(begin)

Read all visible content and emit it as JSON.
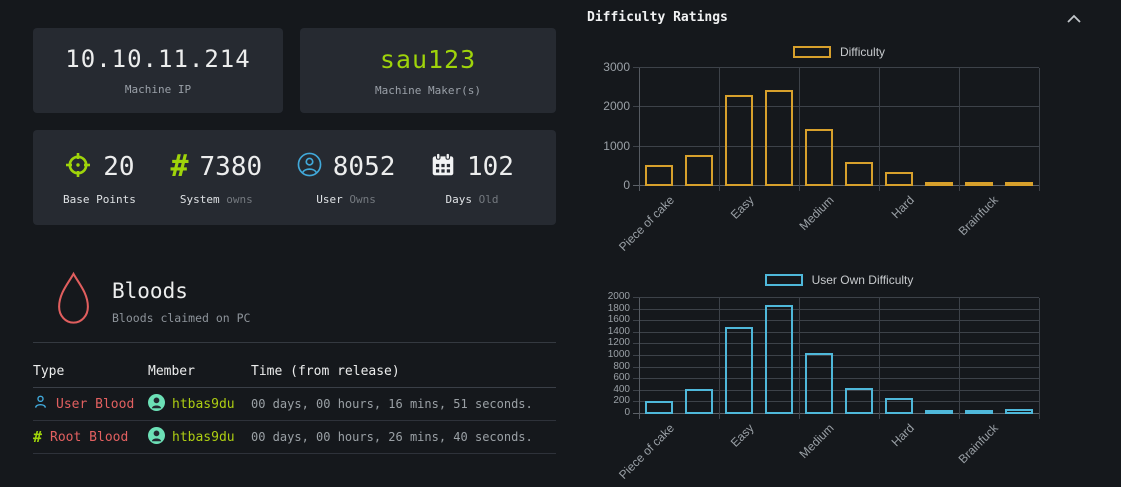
{
  "theme": {
    "background": "#15181c",
    "card": "#262a31",
    "text": "#eceded",
    "muted": "#9aa0a6",
    "green": "#9fd40a",
    "lime_link": "#adcd12",
    "blue": "#41a9da",
    "red": "#e26060",
    "gold": "#d7a02c",
    "cyan": "#4fb8da",
    "avatar_mint": "#6ce0b6"
  },
  "machine": {
    "ip": "10.10.11.214",
    "ip_label": "Machine IP",
    "maker": "sau123",
    "maker_label": "Machine Maker(s)"
  },
  "stats": [
    {
      "icon": "crosshair-icon",
      "value": "20",
      "label": "Base Points",
      "suffix": ""
    },
    {
      "icon": "hash-icon",
      "value": "7380",
      "label": "System",
      "suffix": "owns"
    },
    {
      "icon": "user-icon",
      "value": "8052",
      "label": "User",
      "suffix": "Owns"
    },
    {
      "icon": "calendar-icon",
      "value": "102",
      "label": "Days",
      "suffix": "Old"
    }
  ],
  "bloods": {
    "icon": "blood-drop-icon",
    "title": "Bloods",
    "subtitle": "Bloods claimed on PC",
    "columns": {
      "type": "Type",
      "member": "Member",
      "time": "Time (from release)"
    },
    "rows": [
      {
        "icon": "person-icon",
        "type": "User Blood",
        "member": "htbas9du",
        "time": "00 days, 00 hours, 16 mins, 51 seconds."
      },
      {
        "icon": "hash-icon",
        "type": "Root Blood",
        "member": "htbas9du",
        "time": "00 days, 00 hours, 26 mins, 40 seconds."
      }
    ]
  },
  "panel": {
    "title": "Difficulty Ratings",
    "collapse_icon": "chevron-up-icon"
  },
  "chart_data": [
    {
      "type": "bar",
      "title": "Difficulty",
      "legend": "Difficulty",
      "color": "#d7a02c",
      "values": [
        540,
        790,
        2320,
        2450,
        1450,
        600,
        350,
        100,
        40,
        110
      ],
      "x_tick_labels": [
        "Piece of cake",
        "Easy",
        "Medium",
        "Hard",
        "Brainfuck"
      ],
      "y_ticks": [
        0,
        1000,
        2000,
        3000
      ],
      "ylim": [
        0,
        3000
      ],
      "grid": true,
      "legend_position": "top",
      "bar_style": "outline"
    },
    {
      "type": "bar",
      "title": "User Own Difficulty",
      "legend": "User Own Difficulty",
      "color": "#4fb8da",
      "values": [
        230,
        430,
        1500,
        1880,
        1050,
        450,
        270,
        70,
        40,
        80
      ],
      "x_tick_labels": [
        "Piece of cake",
        "Easy",
        "Medium",
        "Hard",
        "Brainfuck"
      ],
      "y_ticks": [
        0,
        200,
        400,
        600,
        800,
        1000,
        1200,
        1400,
        1600,
        1800,
        2000
      ],
      "ylim": [
        0,
        2000
      ],
      "grid": true,
      "legend_position": "top",
      "bar_style": "outline"
    }
  ]
}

(end)

[Problem to work on]
Gather from the entries above all lines that include the string "hours".

[Answer for the task]
        "time": "00 days, 00 hours, 16 mins, 51 seconds."
        "time": "00 days, 00 hours, 26 mins, 40 seconds."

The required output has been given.